## Given instruction
Reproduce each line of the records below without any changes.

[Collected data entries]
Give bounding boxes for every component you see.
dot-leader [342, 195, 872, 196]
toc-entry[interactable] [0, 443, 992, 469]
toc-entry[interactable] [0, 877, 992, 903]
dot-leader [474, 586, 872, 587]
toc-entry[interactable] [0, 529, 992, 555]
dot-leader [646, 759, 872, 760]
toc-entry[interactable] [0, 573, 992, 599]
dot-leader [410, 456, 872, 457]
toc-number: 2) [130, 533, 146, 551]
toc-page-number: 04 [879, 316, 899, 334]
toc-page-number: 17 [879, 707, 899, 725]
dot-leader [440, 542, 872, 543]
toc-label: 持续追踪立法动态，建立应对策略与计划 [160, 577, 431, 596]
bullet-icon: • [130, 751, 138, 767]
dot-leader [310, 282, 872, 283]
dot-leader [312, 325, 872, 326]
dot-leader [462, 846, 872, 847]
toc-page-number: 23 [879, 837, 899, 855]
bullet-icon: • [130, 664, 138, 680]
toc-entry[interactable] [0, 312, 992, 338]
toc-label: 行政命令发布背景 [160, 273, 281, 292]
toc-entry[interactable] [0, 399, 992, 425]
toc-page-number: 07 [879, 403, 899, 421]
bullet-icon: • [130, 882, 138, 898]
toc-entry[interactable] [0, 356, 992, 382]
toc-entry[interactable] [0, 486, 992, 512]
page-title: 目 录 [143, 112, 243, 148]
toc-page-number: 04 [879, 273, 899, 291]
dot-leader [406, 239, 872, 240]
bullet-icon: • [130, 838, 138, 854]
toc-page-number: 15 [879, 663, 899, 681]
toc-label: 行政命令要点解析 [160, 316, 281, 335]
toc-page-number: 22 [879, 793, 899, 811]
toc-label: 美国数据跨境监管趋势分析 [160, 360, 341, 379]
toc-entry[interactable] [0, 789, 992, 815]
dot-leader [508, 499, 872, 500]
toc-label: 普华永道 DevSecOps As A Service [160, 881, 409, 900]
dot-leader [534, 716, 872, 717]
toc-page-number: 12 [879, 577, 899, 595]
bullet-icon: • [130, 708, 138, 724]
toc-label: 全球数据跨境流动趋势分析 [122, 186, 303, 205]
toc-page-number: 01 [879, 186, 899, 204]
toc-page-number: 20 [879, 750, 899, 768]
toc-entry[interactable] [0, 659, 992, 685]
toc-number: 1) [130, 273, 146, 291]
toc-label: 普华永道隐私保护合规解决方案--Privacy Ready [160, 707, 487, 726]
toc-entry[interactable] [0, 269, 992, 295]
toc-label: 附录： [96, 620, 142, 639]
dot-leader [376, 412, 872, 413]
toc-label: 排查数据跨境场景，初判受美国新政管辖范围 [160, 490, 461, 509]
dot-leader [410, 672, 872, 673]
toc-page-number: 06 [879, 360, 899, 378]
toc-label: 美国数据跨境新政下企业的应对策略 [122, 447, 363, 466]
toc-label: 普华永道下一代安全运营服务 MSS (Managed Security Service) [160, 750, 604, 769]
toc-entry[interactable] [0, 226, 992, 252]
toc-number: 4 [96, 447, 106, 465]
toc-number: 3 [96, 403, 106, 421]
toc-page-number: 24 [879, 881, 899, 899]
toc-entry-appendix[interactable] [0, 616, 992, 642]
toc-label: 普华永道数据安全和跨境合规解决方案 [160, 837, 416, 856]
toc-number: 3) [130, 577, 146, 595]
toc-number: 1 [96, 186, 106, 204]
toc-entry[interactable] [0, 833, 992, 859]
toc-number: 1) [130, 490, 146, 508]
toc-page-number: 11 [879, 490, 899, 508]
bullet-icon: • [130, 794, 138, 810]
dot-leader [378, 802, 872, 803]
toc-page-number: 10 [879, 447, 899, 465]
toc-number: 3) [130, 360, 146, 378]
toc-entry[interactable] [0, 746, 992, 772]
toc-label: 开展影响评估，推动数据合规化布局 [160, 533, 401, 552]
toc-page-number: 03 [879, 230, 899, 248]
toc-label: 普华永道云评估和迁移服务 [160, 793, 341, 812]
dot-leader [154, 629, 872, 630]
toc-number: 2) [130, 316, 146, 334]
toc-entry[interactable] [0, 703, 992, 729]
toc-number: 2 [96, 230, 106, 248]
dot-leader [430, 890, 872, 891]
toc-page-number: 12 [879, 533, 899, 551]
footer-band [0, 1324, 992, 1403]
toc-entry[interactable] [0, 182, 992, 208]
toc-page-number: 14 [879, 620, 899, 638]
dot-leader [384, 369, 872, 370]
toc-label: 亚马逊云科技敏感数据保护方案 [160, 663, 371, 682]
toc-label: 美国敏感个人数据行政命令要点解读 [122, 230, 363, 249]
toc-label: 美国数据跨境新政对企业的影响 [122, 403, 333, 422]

## Written solution
Give bounding boxes for every component you see.
dot-leader [342, 195, 872, 196]
toc-entry[interactable] [0, 443, 992, 469]
toc-entry[interactable] [0, 877, 992, 903]
dot-leader [474, 586, 872, 587]
toc-entry[interactable] [0, 529, 992, 555]
dot-leader [646, 759, 872, 760]
toc-entry[interactable] [0, 573, 992, 599]
dot-leader [410, 456, 872, 457]
toc-number: 2) [130, 533, 146, 551]
toc-page-number: 04 [879, 316, 899, 334]
toc-page-number: 17 [879, 707, 899, 725]
dot-leader [440, 542, 872, 543]
toc-label: 持续追踪立法动态，建立应对策略与计划 [160, 577, 431, 596]
bullet-icon: • [130, 751, 138, 767]
dot-leader [310, 282, 872, 283]
dot-leader [312, 325, 872, 326]
dot-leader [462, 846, 872, 847]
toc-page-number: 23 [879, 837, 899, 855]
bullet-icon: • [130, 664, 138, 680]
toc-entry[interactable] [0, 312, 992, 338]
toc-label: 行政命令发布背景 [160, 273, 281, 292]
toc-entry[interactable] [0, 399, 992, 425]
toc-page-number: 07 [879, 403, 899, 421]
bullet-icon: • [130, 882, 138, 898]
toc-entry[interactable] [0, 356, 992, 382]
toc-entry[interactable] [0, 486, 992, 512]
page-title: 目 录 [143, 112, 243, 148]
toc-page-number: 04 [879, 273, 899, 291]
dot-leader [406, 239, 872, 240]
bullet-icon: • [130, 838, 138, 854]
toc-page-number: 15 [879, 663, 899, 681]
toc-label: 行政命令要点解析 [160, 316, 281, 335]
toc-page-number: 22 [879, 793, 899, 811]
toc-label: 美国数据跨境监管趋势分析 [160, 360, 341, 379]
toc-entry[interactable] [0, 789, 992, 815]
dot-leader [508, 499, 872, 500]
toc-label: 普华永道 DevSecOps As A Service [160, 881, 409, 900]
dot-leader [534, 716, 872, 717]
toc-page-number: 12 [879, 577, 899, 595]
bullet-icon: • [130, 708, 138, 724]
toc-label: 全球数据跨境流动趋势分析 [122, 186, 303, 205]
toc-page-number: 01 [879, 186, 899, 204]
toc-page-number: 20 [879, 750, 899, 768]
toc-entry[interactable] [0, 659, 992, 685]
toc-number: 1) [130, 273, 146, 291]
toc-label: 普华永道隐私保护合规解决方案--Privacy Ready [160, 707, 487, 726]
toc-entry[interactable] [0, 269, 992, 295]
toc-label: 附录： [96, 620, 142, 639]
dot-leader [376, 412, 872, 413]
toc-label: 排查数据跨境场景，初判受美国新政管辖范围 [160, 490, 461, 509]
dot-leader [410, 672, 872, 673]
toc-page-number: 06 [879, 360, 899, 378]
toc-label: 美国数据跨境新政下企业的应对策略 [122, 447, 363, 466]
toc-label: 普华永道下一代安全运营服务 MSS (Managed Security Service) [160, 750, 604, 769]
toc-entry[interactable] [0, 226, 992, 252]
toc-number: 4 [96, 447, 106, 465]
toc-number: 3 [96, 403, 106, 421]
toc-page-number: 24 [879, 881, 899, 899]
toc-entry-appendix[interactable] [0, 616, 992, 642]
toc-label: 普华永道数据安全和跨境合规解决方案 [160, 837, 416, 856]
toc-number: 3) [130, 577, 146, 595]
toc-number: 1 [96, 186, 106, 204]
toc-entry[interactable] [0, 833, 992, 859]
toc-number: 1) [130, 490, 146, 508]
toc-page-number: 11 [879, 490, 899, 508]
bullet-icon: • [130, 794, 138, 810]
dot-leader [378, 802, 872, 803]
toc-page-number: 10 [879, 447, 899, 465]
toc-number: 3) [130, 360, 146, 378]
toc-entry[interactable] [0, 746, 992, 772]
toc-label: 开展影响评估，推动数据合规化布局 [160, 533, 401, 552]
toc-page-number: 03 [879, 230, 899, 248]
toc-label: 普华永道云评估和迁移服务 [160, 793, 341, 812]
dot-leader [154, 629, 872, 630]
toc-number: 2) [130, 316, 146, 334]
toc-entry[interactable] [0, 703, 992, 729]
toc-number: 2 [96, 230, 106, 248]
dot-leader [430, 890, 872, 891]
toc-page-number: 12 [879, 533, 899, 551]
footer-band [0, 1324, 992, 1403]
toc-entry[interactable] [0, 182, 992, 208]
toc-page-number: 14 [879, 620, 899, 638]
dot-leader [384, 369, 872, 370]
toc-label: 亚马逊云科技敏感数据保护方案 [160, 663, 371, 682]
toc-label: 美国敏感个人数据行政命令要点解读 [122, 230, 363, 249]
toc-label: 美国数据跨境新政对企业的影响 [122, 403, 333, 422]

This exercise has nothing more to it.